## START DATA SECTION

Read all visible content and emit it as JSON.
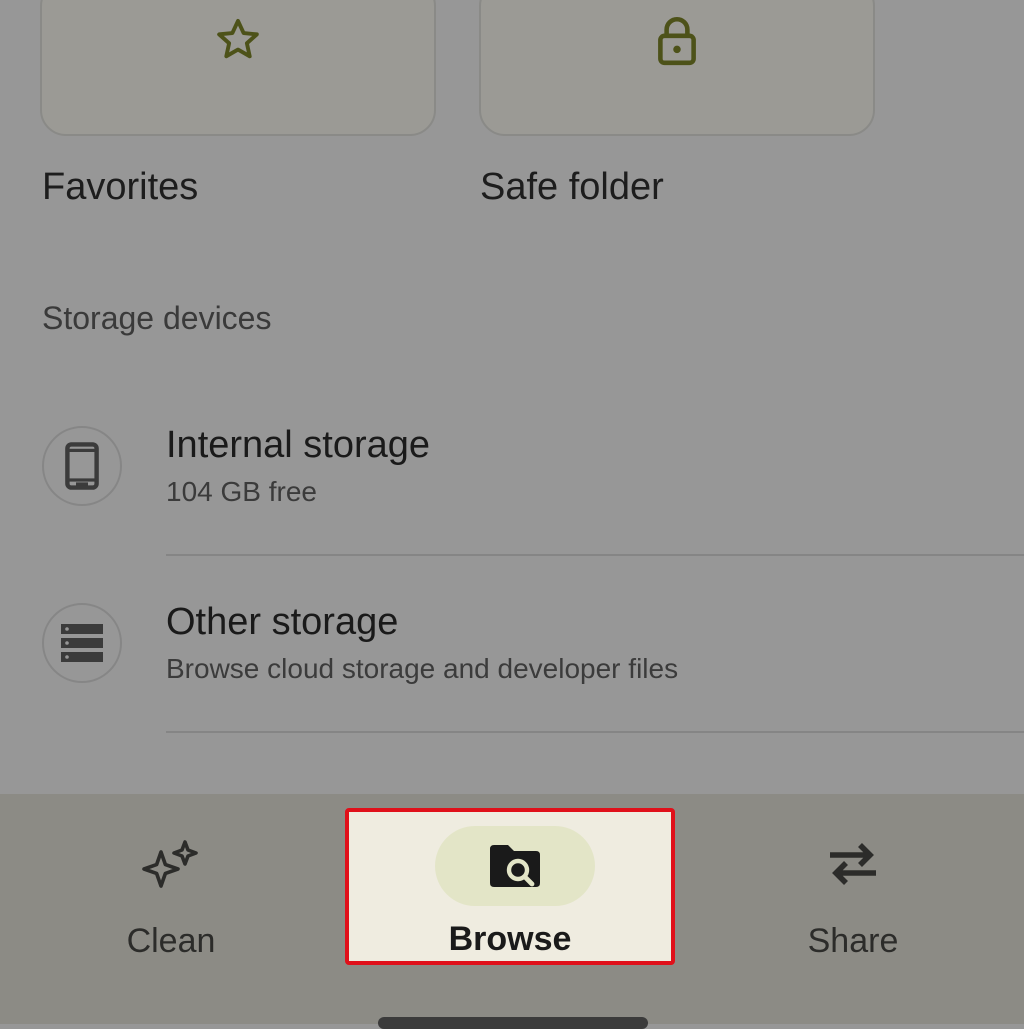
{
  "tiles": [
    {
      "label": "Favorites",
      "icon": "star-icon"
    },
    {
      "label": "Safe folder",
      "icon": "lock-icon"
    }
  ],
  "storage": {
    "heading": "Storage devices",
    "items": [
      {
        "title": "Internal storage",
        "subtitle": "104 GB free",
        "icon": "phone-icon"
      },
      {
        "title": "Other storage",
        "subtitle": "Browse cloud storage and developer files",
        "icon": "server-icon"
      }
    ]
  },
  "nav": {
    "items": [
      {
        "label": "Clean",
        "icon": "sparkle-icon"
      },
      {
        "label": "Browse",
        "icon": "folder-search-icon",
        "selected": true
      },
      {
        "label": "Share",
        "icon": "swap-arrows-icon"
      }
    ]
  },
  "colors": {
    "highlight_border": "#e0101a",
    "selected_pill": "#e3e5c7",
    "accent_icon": "#4d5219"
  }
}
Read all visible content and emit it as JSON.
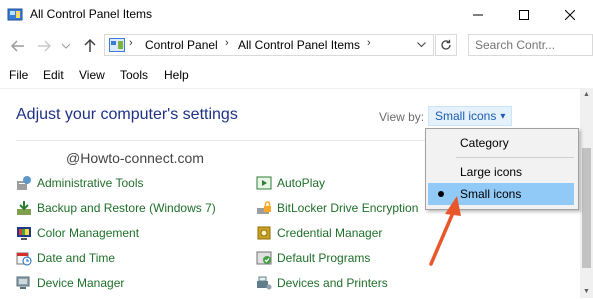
{
  "window": {
    "title": "All Control Panel Items",
    "minimize_glyph": "—",
    "maximize_glyph": "☐",
    "close_glyph": "✕"
  },
  "address": {
    "crumbs": [
      "Control Panel",
      "All Control Panel Items"
    ],
    "separator": "›"
  },
  "search": {
    "placeholder": "Search Contr..."
  },
  "menu": [
    "File",
    "Edit",
    "View",
    "Tools",
    "Help"
  ],
  "header": {
    "heading": "Adjust your computer's settings",
    "viewby_label": "View by:",
    "viewby_value": "Small icons",
    "viewby_caret": "▾"
  },
  "watermark": "@Howto-connect.com",
  "items_col1": [
    {
      "label": "Administrative Tools",
      "icon": "admin-tools-icon"
    },
    {
      "label": "Backup and Restore (Windows 7)",
      "icon": "backup-icon"
    },
    {
      "label": "Color Management",
      "icon": "color-management-icon"
    },
    {
      "label": "Date and Time",
      "icon": "date-time-icon"
    },
    {
      "label": "Device Manager",
      "icon": "device-manager-icon"
    }
  ],
  "items_col2": [
    {
      "label": "AutoPlay",
      "icon": "autoplay-icon"
    },
    {
      "label": "BitLocker Drive Encryption",
      "icon": "bitlocker-icon"
    },
    {
      "label": "Credential Manager",
      "icon": "credential-manager-icon"
    },
    {
      "label": "Default Programs",
      "icon": "default-programs-icon"
    },
    {
      "label": "Devices and Printers",
      "icon": "devices-printers-icon"
    }
  ],
  "dropdown": {
    "options": [
      "Category",
      "Large icons",
      "Small icons"
    ],
    "selected": "Small icons"
  },
  "colors": {
    "heading": "#1e3287",
    "link": "#1f6f2a",
    "accent": "#1a5db5",
    "selection": "#91c9f7",
    "annotation_arrow": "#e8572a"
  }
}
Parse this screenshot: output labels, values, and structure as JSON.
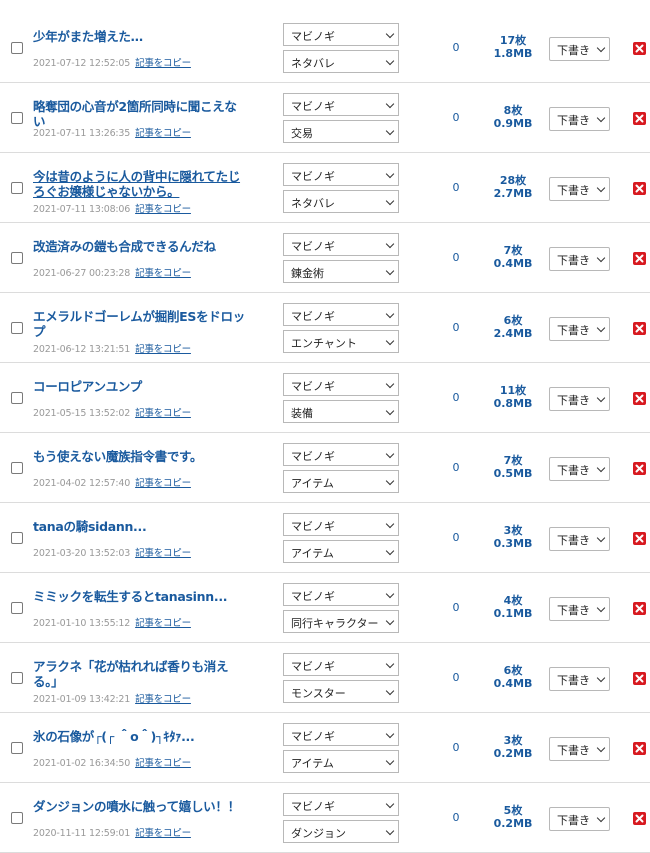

## END DATA SECTION

STATED TASK —
Transcribe the records above exactly as they appear, leaving out any pictures.

ANSWER TO THE EXERCISE —
Read all visible content and emit it as JSON.
{
  "tiles": [
    {
      "label": "Favorites",
      "icon": "star-icon"
    },
    {
      "label": "Safe folder",
      "icon": "lock-icon"
    }
  ],
  "storage": {
    "heading": "Storage devices",
    "items": [
      {
        "title": "Internal storage",
        "subtitle": "104 GB free",
        "icon": "phone-icon"
      },
      {
        "title": "Other storage",
        "subtitle": "Browse cloud storage and developer files",
        "icon": "server-icon"
      }
    ]
  },
  "nav": {
    "items": [
      {
        "label": "Clean",
        "icon": "sparkle-icon"
      },
      {
        "label": "Browse",
        "icon": "folder-search-icon",
        "selected": true
      },
      {
        "label": "Share",
        "icon": "swap-arrows-icon"
      }
    ]
  },
  "colors": {
    "highlight_border": "#e0101a",
    "selected_pill": "#e3e5c7",
    "accent_icon": "#4d5219"
  }
}
Read all visible content and emit it as JSON.
{
  "window": {
    "title": "All Control Panel Items",
    "minimize_glyph": "—",
    "maximize_glyph": "☐",
    "close_glyph": "✕"
  },
  "address": {
    "crumbs": [
      "Control Panel",
      "All Control Panel Items"
    ],
    "separator": "›"
  },
  "search": {
    "placeholder": "Search Contr..."
  },
  "menu": [
    "File",
    "Edit",
    "View",
    "Tools",
    "Help"
  ],
  "header": {
    "heading": "Adjust your computer's settings",
    "viewby_label": "View by:",
    "viewby_value": "Small icons",
    "viewby_caret": "▾"
  },
  "watermark": "@Howto-connect.com",
  "items_col1": [
    {
      "label": "Administrative Tools",
      "icon": "admin-tools-icon"
    },
    {
      "label": "Backup and Restore (Windows 7)",
      "icon": "backup-icon"
    },
    {
      "label": "Color Management",
      "icon": "color-management-icon"
    },
    {
      "label": "Date and Time",
      "icon": "date-time-icon"
    },
    {
      "label": "Device Manager",
      "icon": "device-manager-icon"
    }
  ],
  "items_col2": [
    {
      "label": "AutoPlay",
      "icon": "autoplay-icon"
    },
    {
      "label": "BitLocker Drive Encryption",
      "icon": "bitlocker-icon"
    },
    {
      "label": "Credential Manager",
      "icon": "credential-manager-icon"
    },
    {
      "label": "Default Programs",
      "icon": "default-programs-icon"
    },
    {
      "label": "Devices and Printers",
      "icon": "devices-printers-icon"
    }
  ],
  "dropdown": {
    "options": [
      "Category",
      "Large icons",
      "Small icons"
    ],
    "selected": "Small icons"
  },
  "colors": {
    "heading": "#1e3287",
    "link": "#1f6f2a",
    "accent": "#1a5db5",
    "selection": "#91c9f7",
    "annotation_arrow": "#e8572a"
  }
}
Parse this screenshot: output labels, values, and structure as JSON.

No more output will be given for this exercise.